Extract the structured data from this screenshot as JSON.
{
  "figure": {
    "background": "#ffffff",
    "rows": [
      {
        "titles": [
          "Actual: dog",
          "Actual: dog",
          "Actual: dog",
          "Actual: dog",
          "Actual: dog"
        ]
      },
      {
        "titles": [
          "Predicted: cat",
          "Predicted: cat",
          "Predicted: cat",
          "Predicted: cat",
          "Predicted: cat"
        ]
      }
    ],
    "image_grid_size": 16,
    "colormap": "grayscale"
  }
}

...

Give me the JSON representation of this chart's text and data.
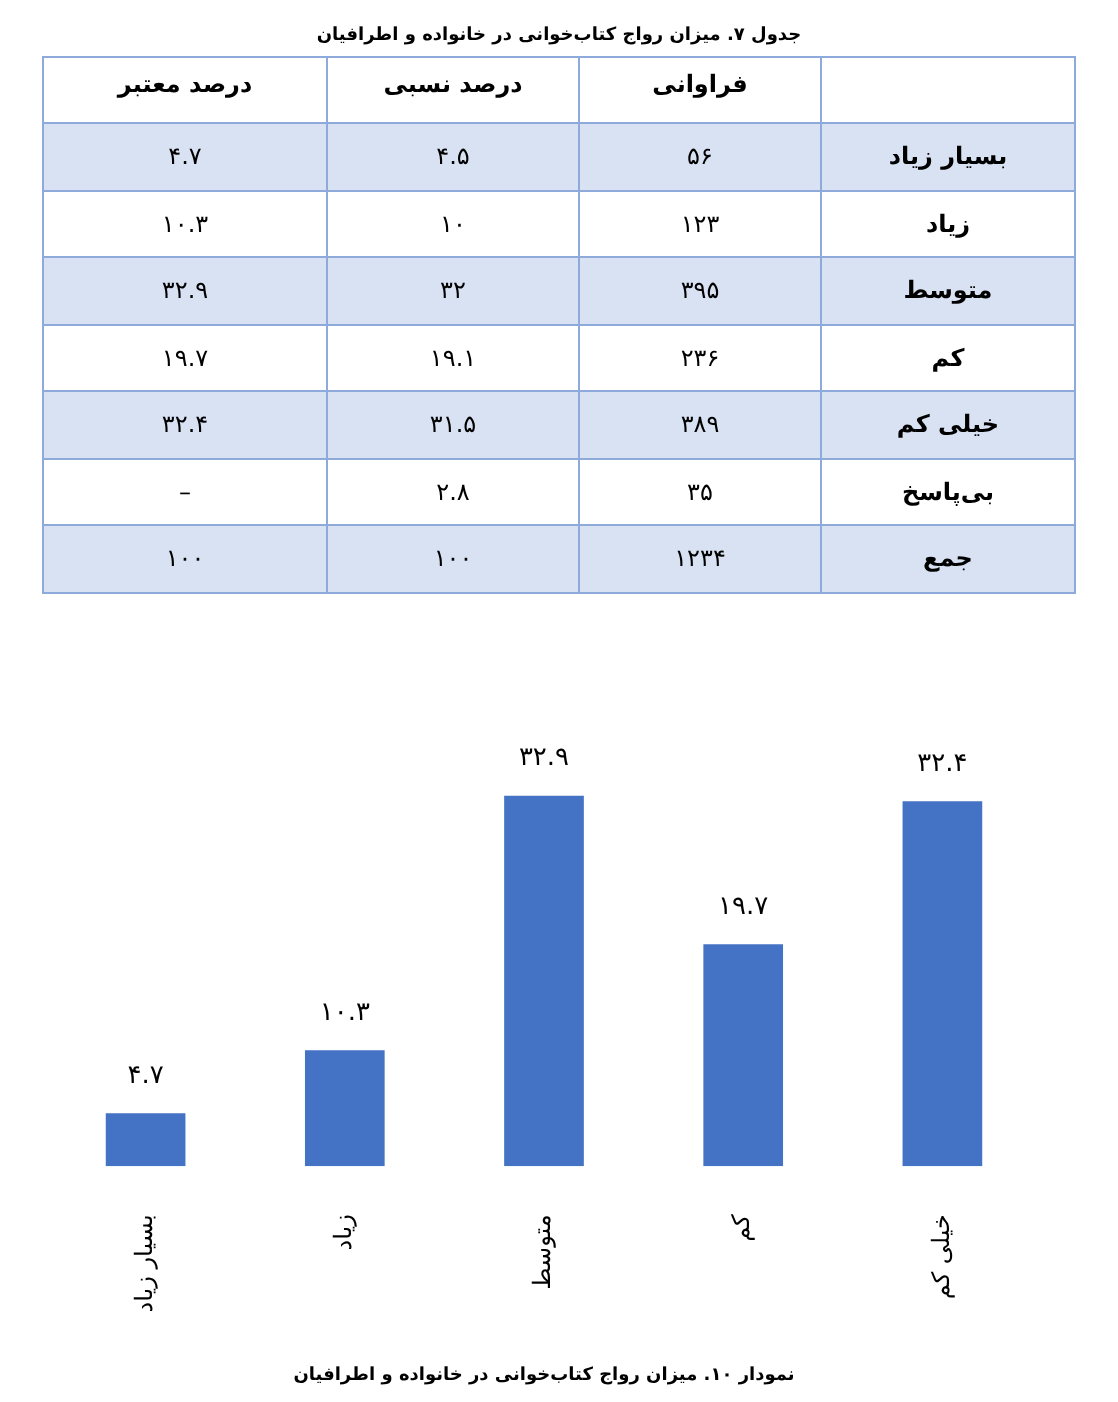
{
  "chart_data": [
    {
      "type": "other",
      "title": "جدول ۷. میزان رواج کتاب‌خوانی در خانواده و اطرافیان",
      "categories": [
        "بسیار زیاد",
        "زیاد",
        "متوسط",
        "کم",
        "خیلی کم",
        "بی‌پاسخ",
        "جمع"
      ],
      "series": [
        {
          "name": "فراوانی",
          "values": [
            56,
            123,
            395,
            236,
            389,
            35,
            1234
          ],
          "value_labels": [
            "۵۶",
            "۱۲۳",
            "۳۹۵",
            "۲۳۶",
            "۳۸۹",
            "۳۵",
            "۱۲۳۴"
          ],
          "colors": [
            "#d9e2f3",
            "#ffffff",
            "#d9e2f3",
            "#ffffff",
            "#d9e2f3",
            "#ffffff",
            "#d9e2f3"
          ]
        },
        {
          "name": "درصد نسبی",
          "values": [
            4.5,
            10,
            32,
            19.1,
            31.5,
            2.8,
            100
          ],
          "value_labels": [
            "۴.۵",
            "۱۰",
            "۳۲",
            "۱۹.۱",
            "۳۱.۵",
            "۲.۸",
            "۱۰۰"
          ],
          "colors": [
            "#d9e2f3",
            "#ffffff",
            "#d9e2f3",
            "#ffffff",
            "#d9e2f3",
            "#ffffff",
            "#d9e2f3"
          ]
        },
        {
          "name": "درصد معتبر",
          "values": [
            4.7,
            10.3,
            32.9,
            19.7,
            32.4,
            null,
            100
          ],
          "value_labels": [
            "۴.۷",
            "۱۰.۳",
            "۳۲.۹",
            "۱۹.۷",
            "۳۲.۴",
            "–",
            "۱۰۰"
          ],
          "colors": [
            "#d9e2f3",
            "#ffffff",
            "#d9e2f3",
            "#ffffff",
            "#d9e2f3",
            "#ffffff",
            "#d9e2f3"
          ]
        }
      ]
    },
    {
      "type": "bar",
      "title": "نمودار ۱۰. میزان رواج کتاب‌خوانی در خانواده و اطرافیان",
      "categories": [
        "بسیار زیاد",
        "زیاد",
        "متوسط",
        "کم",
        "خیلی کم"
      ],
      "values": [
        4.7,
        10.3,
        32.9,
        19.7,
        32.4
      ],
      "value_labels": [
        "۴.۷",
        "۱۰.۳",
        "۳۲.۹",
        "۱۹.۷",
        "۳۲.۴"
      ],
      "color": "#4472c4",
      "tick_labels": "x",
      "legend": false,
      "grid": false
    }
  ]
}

== What to do ==
State how many lines of the records above contain "name", with no words besides the number.

== Correct output ==
3